TEXTO DE ESTUDO:
::::::

Escoamento de produção brasileira precisa ser pensado em rede

Impactos sociais e ambientais devem ser levados em conta no planejamento de logística na Amazônia Legal

O panorama do transporte de mercadorias na Amazônia Legal brasileira passou por significativas mudanças na última década. A consolidação dos grãos, milho e soja, como principais produtos de exportação escoados pelos portos da região do Arco Norte é uma das mais relevantes, o que faz com que seja necessário promover mais debates qualificados sobre o escoamento dessa produção. O assunto foi tema do oitavo webinário do ciclo WebGTInfra, realizado pelo GT Infra e pelo Instituto de Energia e Meio Ambiente (IEMA) nesta quarta-feira (16/12), via Zoom.

“Estamos falando de quase 35 mil toneladas embarcadas”, observou o diretor-presidente do IEMA, André Luis Ferreira, que apresentou os portos do Arco Norte, destacando as especificidades e principais funções de cada um e mostrando o crescimento dos grãos entre os produtos que saem de seus seis portos. Numa comparação do Arco Norte com outros dos principais portos exportadores de grãos do Brasil, como Santos e Paranaguá, a participação relativa dos pontos de escoamento da região, especialmente nos últimos quatro anos, só cresce.

Voltado para o público interno do GT, as apresentações do webinário destacaram informações técnicas sobre o fluxo atual de mercadorias em rodovias, ferrovias e portos da região. “Hoje, a Amazônia Legal responde por 36% da produção de grãos do Brasil como um todo”, informou o analista de projetos do órgão, Marcelo dos Santos Cremer. Ele lembrou que, segundo projeções do Instituto de Pesquisa Econômica Aplicada (Ipea), a maioria das microrregiões da floresta vai experimentar um crescimento significativo na produção de grãos até 2035. “Tudo isso dialoga muito com o conjunto de obras no pipeline do governo federal, apresentadas no primeiro webinário desta série”, lembrou.

::::::

EXERCÍCIO A: No texto sobre o escoamento de grãos na Amazônia Legal, quais são os tipos de infraestrutura cujo fluxo atual de mercadorias foi abordado nas apresentações do webinário? Liste todos.
EXERCÍCIO B: Escreva a continuação do texto sobre o escoamento de grãos na Amazônia Legal, começando logo após a última frase apresentada.

[Registros de dados armazenados]
::::::

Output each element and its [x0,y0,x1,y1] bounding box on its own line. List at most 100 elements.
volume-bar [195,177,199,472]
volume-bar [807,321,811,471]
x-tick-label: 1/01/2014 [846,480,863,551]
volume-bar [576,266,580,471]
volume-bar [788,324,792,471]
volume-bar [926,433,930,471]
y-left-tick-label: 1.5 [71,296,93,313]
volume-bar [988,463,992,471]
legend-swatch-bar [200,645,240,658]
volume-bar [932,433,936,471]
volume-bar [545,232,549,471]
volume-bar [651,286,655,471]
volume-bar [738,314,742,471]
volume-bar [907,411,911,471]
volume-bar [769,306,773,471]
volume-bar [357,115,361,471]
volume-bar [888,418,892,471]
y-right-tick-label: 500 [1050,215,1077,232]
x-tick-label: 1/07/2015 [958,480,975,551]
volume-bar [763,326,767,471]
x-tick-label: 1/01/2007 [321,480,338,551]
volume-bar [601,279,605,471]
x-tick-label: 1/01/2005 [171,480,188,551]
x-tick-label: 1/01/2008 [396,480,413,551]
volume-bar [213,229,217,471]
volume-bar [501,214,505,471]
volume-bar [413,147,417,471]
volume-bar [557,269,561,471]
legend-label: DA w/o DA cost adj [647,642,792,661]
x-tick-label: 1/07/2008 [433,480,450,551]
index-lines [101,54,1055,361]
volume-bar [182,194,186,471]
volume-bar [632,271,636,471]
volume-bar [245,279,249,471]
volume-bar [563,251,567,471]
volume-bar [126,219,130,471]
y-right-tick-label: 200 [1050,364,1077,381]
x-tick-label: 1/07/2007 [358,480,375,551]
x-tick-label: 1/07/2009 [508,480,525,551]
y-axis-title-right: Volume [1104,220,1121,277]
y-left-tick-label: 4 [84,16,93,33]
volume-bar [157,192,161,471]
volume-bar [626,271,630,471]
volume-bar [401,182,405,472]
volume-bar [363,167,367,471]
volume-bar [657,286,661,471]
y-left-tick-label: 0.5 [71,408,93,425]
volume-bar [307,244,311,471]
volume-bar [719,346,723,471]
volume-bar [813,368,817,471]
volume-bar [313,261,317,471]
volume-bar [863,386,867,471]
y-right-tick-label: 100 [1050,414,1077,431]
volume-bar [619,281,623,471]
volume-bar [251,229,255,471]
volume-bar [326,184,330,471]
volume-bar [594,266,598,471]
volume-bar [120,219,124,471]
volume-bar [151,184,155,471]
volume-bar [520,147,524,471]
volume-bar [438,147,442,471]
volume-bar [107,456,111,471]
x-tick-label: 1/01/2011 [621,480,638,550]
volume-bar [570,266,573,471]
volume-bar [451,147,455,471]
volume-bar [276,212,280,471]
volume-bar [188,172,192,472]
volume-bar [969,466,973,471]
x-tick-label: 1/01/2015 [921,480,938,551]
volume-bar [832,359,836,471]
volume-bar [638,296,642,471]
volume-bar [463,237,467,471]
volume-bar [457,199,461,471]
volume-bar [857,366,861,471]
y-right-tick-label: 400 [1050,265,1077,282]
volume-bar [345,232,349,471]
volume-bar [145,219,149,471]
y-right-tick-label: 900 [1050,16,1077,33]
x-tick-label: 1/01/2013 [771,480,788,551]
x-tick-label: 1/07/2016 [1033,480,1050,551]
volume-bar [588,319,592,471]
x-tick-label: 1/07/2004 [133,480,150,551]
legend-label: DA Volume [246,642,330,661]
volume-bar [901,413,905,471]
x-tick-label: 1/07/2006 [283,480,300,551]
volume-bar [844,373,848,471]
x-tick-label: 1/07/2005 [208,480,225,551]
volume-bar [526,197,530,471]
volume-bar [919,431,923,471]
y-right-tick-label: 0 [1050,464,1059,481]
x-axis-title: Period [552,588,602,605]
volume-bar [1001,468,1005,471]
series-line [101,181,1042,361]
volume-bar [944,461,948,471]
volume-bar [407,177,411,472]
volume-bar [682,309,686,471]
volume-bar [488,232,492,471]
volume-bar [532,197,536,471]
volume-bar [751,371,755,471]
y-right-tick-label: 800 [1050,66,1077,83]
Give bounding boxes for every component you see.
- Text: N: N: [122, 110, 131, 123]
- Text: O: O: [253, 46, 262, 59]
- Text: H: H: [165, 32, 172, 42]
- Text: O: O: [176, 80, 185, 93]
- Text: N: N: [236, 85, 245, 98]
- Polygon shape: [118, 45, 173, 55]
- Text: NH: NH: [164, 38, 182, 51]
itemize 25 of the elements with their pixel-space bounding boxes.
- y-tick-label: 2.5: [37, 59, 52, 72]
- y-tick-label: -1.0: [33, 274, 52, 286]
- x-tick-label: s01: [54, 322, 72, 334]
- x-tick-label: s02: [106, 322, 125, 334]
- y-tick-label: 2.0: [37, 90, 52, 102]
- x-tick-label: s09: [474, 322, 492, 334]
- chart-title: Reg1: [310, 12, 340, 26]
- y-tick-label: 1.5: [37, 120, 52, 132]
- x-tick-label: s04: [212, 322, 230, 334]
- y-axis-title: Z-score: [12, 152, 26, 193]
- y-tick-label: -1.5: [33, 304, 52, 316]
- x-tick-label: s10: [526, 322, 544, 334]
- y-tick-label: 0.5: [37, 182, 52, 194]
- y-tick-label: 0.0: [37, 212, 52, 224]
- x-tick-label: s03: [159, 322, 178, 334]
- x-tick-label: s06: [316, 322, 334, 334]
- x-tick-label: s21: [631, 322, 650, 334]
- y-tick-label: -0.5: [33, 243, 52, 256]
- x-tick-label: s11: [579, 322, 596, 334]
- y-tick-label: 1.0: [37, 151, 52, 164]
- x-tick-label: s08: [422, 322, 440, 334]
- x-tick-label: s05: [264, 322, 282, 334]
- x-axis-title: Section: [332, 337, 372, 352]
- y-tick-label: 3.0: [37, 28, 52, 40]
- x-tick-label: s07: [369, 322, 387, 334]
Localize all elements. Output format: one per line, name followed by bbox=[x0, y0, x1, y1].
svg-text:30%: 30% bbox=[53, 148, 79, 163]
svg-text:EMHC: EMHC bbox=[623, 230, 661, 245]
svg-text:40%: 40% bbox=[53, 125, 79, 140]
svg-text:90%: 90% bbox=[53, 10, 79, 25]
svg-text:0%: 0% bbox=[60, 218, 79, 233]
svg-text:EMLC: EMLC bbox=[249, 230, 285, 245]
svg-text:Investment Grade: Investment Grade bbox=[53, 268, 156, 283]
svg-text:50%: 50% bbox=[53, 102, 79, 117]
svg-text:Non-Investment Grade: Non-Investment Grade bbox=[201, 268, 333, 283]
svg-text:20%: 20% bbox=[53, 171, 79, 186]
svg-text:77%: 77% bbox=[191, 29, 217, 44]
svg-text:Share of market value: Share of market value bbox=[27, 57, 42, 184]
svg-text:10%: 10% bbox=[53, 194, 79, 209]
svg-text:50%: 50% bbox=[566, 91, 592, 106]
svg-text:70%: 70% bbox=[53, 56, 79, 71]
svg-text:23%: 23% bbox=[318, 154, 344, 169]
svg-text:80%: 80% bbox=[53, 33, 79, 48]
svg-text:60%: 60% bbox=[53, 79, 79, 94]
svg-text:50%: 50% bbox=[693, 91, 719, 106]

::::::

RESPOSTA ESCRITA A: Rodovias, ferrovias e portos.

RESPOSTA ESCRITA B:
Mas, será que é dessa infraestrutura que a Amazônia precisa? Para os especialistas do Iema, é necessário pensar em cenários alternativos para a logística na região, com outras opções para o escoamento de mercadorias. Para isso, os projetos de infraestrutura precisam ser olhados como uma rede e não isolados, destacou o diretor-presidente do IEMA. “Senão a gente perde a oportunidade de discutir a pertinência de determinadas obras e subir a régua para pensar em outras alternativas”, explicou André. “Precisamos pensar em uma rede e em alternativas para ela que tragam melhores custos sociais e ambientais e isso precisa ser debatido com a sociedade. Hoje a gente não tem isso”, lamentou.

“Nós não temos um planejamento de transportes que tenha uma lógica e siga uma base técnica”, avaliou o consultor e ex-diretor geral da Agência Nacional de Transportes Terrestres (ANTT) e ex-presidente da Empresa de Planejamento e Logística (EPL), Bernardo Figueiredo. Para ele, como o governo não regula adequadamente o transporte, propiciando um ambiente competitivo, as empresas fazem isso. Por isso, muitas ideias, concebidas para atender a esses interesses, acabam virando projetos de governo. “A Ferrogrão é um projeto feito pelas trades para criar uma alternativa para pressionar a Rumo a baixar as tarifas. É um jogo político”, explicou. “Ninguém no mercado acredita que ela seja um projeto que fica de pé”.